--- Exercise ---
Please retype the data in full and exactly; the pictures are not part of the copy.

--- Input data ---

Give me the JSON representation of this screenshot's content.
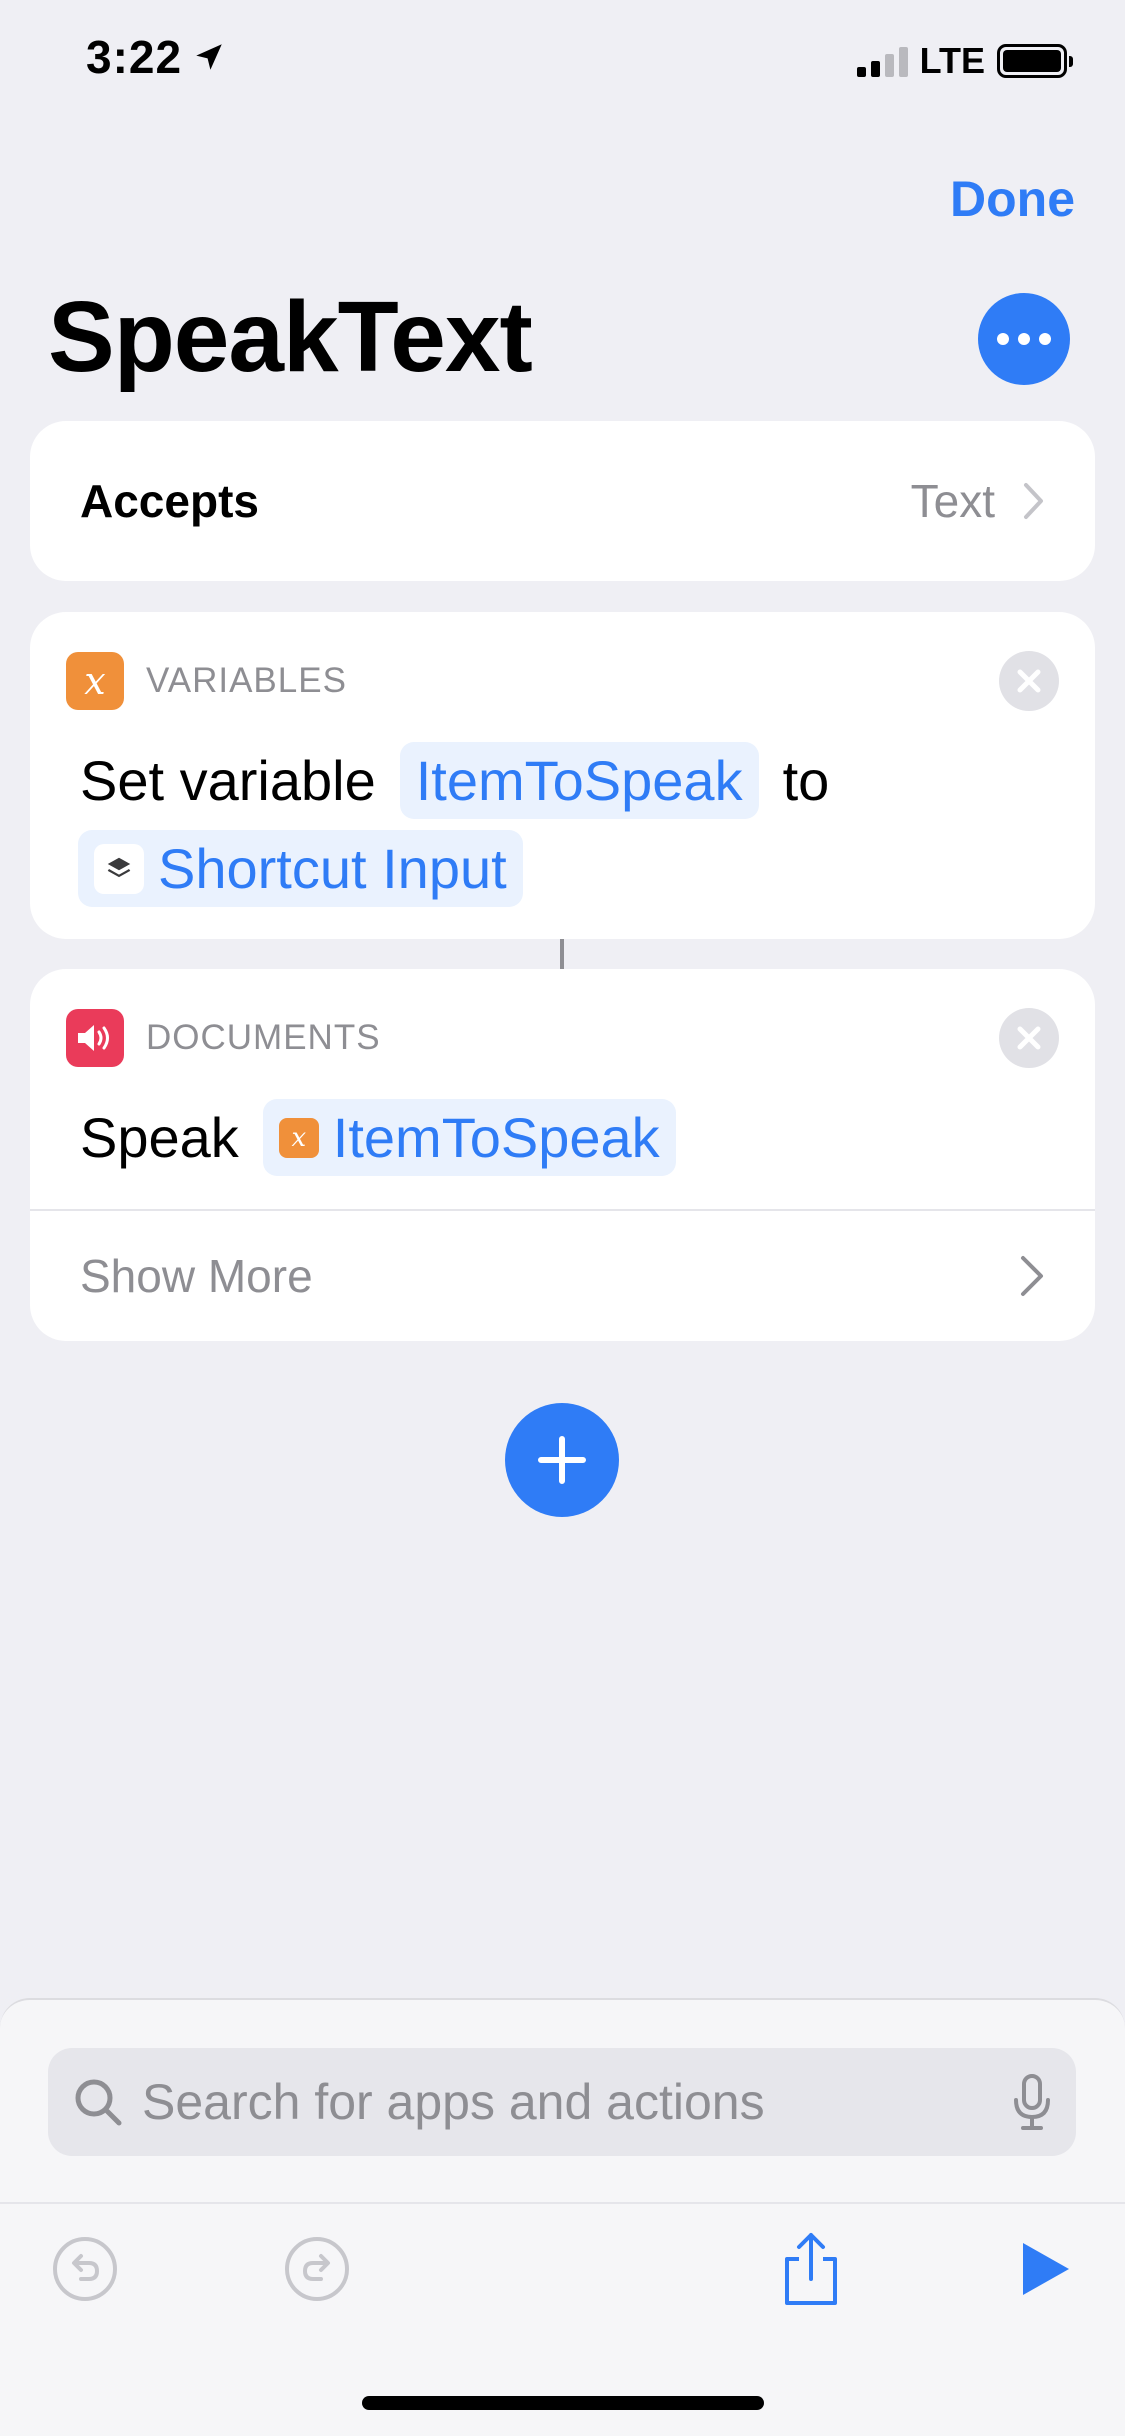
{
  "status_bar": {
    "time": "3:22",
    "network": "LTE"
  },
  "header": {
    "done_label": "Done",
    "title": "SpeakText"
  },
  "accepts": {
    "label": "Accepts",
    "value": "Text"
  },
  "actions": [
    {
      "category": "VARIABLES",
      "verb": "Set variable",
      "variable": "ItemToSpeak",
      "connector_word": "to",
      "input": "Shortcut Input"
    },
    {
      "category": "DOCUMENTS",
      "verb": "Speak",
      "variable": "ItemToSpeak",
      "show_more_label": "Show More"
    }
  ],
  "search": {
    "placeholder": "Search for apps and actions"
  },
  "colors": {
    "accent": "#2f7cf6",
    "variables": "#f0903a",
    "documents": "#ea3b5a",
    "background": "#efeff4"
  },
  "icons": [
    "location-arrow-icon",
    "signal-icon",
    "battery-icon",
    "more-icon",
    "variable-icon",
    "speaker-icon",
    "close-icon",
    "chevron-right-icon",
    "plus-icon",
    "search-icon",
    "microphone-icon",
    "undo-icon",
    "redo-icon",
    "share-icon",
    "play-icon"
  ]
}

--- Solved problem ---
Give me the JSON representation of this screenshot's content.
{
  "status_bar": {
    "time": "3:22",
    "network": "LTE"
  },
  "header": {
    "done_label": "Done",
    "title": "SpeakText"
  },
  "accepts": {
    "label": "Accepts",
    "value": "Text"
  },
  "actions": [
    {
      "category": "VARIABLES",
      "verb": "Set variable",
      "variable": "ItemToSpeak",
      "connector_word": "to",
      "input": "Shortcut Input"
    },
    {
      "category": "DOCUMENTS",
      "verb": "Speak",
      "variable": "ItemToSpeak",
      "show_more_label": "Show More"
    }
  ],
  "search": {
    "placeholder": "Search for apps and actions"
  },
  "colors": {
    "accent": "#2f7cf6",
    "variables": "#f0903a",
    "documents": "#ea3b5a",
    "background": "#efeff4"
  },
  "icons": [
    "location-arrow-icon",
    "signal-icon",
    "battery-icon",
    "more-icon",
    "variable-icon",
    "speaker-icon",
    "close-icon",
    "chevron-right-icon",
    "plus-icon",
    "search-icon",
    "microphone-icon",
    "undo-icon",
    "redo-icon",
    "share-icon",
    "play-icon"
  ]
}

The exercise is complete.